◆ What is needed
Return the number of lines that include the string "ylabel", without any other text.

[BEGIN]

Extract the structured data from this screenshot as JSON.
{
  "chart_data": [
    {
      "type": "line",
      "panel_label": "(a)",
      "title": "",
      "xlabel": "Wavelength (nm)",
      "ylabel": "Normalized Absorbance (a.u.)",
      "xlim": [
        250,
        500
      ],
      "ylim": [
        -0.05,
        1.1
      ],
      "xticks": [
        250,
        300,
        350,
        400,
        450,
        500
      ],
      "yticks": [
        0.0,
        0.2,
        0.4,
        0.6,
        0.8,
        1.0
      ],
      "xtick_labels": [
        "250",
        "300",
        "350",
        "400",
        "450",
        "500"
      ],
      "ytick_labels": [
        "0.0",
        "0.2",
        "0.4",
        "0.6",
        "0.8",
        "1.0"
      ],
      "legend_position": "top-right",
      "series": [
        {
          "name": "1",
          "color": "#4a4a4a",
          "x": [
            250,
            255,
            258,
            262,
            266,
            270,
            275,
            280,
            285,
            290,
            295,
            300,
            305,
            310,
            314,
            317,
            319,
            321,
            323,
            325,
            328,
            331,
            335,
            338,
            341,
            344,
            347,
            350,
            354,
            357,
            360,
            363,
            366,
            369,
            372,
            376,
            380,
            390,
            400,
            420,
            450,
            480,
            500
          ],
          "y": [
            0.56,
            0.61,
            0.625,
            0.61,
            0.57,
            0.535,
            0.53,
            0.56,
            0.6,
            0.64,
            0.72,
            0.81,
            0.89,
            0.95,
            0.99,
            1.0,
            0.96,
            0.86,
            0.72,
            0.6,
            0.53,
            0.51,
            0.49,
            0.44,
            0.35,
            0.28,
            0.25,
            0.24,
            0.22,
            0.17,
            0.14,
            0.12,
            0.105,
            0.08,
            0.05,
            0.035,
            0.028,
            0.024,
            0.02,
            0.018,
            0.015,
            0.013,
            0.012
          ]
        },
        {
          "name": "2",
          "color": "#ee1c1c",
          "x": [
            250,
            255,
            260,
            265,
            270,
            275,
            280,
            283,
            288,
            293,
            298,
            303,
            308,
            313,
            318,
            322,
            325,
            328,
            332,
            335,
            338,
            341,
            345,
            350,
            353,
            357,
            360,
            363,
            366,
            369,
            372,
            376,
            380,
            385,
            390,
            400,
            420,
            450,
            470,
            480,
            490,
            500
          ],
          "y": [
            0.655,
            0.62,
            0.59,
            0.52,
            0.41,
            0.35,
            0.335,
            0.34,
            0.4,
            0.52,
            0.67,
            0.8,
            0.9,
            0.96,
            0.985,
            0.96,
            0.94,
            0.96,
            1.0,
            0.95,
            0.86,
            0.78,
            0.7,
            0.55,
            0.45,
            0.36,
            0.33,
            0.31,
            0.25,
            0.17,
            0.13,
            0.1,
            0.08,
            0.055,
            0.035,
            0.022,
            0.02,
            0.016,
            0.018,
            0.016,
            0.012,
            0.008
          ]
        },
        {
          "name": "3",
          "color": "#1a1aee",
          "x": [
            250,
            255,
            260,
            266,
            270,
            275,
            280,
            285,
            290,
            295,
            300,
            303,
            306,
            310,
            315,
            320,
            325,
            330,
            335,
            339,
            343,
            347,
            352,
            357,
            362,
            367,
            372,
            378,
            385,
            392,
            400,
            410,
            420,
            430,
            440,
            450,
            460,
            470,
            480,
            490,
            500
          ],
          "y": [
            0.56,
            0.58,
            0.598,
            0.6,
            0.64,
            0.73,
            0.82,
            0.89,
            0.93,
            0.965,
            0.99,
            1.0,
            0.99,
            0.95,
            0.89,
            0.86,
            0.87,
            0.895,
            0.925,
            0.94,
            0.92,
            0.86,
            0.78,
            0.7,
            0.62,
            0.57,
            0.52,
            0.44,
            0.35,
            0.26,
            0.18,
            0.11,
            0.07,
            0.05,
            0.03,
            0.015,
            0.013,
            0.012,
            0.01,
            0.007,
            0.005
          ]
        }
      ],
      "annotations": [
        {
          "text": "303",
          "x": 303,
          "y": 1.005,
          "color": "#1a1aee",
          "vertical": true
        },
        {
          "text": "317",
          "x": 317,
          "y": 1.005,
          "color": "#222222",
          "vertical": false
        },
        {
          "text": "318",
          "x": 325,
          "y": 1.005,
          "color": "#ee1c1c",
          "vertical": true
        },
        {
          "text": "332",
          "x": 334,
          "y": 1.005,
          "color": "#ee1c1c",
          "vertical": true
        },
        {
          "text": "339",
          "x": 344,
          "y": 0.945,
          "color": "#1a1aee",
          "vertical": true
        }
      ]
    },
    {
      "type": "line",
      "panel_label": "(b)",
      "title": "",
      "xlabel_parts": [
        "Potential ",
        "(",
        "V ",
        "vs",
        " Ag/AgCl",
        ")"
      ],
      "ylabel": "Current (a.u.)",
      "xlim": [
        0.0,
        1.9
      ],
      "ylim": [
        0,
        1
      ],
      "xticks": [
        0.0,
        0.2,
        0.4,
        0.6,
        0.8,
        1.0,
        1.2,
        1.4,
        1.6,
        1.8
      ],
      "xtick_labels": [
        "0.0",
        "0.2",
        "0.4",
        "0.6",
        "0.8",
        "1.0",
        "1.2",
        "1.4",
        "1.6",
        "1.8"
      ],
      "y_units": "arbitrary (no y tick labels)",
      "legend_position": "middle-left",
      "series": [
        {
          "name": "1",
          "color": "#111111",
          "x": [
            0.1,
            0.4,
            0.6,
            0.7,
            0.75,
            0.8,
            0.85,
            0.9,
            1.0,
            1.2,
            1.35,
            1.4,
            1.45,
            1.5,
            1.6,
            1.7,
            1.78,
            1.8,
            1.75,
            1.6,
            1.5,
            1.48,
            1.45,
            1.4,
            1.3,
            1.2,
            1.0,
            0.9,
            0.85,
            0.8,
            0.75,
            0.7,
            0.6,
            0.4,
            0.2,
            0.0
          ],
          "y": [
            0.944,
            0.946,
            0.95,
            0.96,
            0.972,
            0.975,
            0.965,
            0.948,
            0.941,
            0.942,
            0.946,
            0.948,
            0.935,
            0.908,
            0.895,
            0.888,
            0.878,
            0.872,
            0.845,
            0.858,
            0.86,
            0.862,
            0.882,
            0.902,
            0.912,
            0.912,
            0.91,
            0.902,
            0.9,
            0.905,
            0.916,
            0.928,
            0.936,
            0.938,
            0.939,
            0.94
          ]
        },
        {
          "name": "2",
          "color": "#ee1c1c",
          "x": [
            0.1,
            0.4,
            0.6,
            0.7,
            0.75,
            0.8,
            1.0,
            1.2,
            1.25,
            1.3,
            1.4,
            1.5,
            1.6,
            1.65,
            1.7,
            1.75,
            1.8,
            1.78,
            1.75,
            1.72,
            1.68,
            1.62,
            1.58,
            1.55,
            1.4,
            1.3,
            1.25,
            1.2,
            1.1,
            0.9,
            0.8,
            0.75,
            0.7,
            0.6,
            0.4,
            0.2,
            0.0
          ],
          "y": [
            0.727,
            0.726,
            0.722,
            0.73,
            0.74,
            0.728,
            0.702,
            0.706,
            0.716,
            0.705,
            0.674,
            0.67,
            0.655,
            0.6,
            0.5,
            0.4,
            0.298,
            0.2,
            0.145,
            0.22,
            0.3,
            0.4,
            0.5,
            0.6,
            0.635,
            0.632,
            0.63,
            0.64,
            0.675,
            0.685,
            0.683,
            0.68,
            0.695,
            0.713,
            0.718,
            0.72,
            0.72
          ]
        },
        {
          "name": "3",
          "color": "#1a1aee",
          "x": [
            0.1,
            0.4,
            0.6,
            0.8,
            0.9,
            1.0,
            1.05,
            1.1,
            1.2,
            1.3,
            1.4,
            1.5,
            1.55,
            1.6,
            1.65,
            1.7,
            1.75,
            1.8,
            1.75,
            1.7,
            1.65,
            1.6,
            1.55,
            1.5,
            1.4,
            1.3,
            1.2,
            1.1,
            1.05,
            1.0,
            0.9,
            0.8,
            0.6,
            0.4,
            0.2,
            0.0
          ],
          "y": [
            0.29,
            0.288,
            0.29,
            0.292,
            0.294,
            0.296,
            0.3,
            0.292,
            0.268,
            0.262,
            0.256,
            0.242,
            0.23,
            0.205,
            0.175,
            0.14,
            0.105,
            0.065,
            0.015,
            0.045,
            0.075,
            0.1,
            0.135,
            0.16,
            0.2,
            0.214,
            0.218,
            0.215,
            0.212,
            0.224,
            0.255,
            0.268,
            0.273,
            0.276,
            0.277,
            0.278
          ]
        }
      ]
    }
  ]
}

[END]

◆ The completed task
2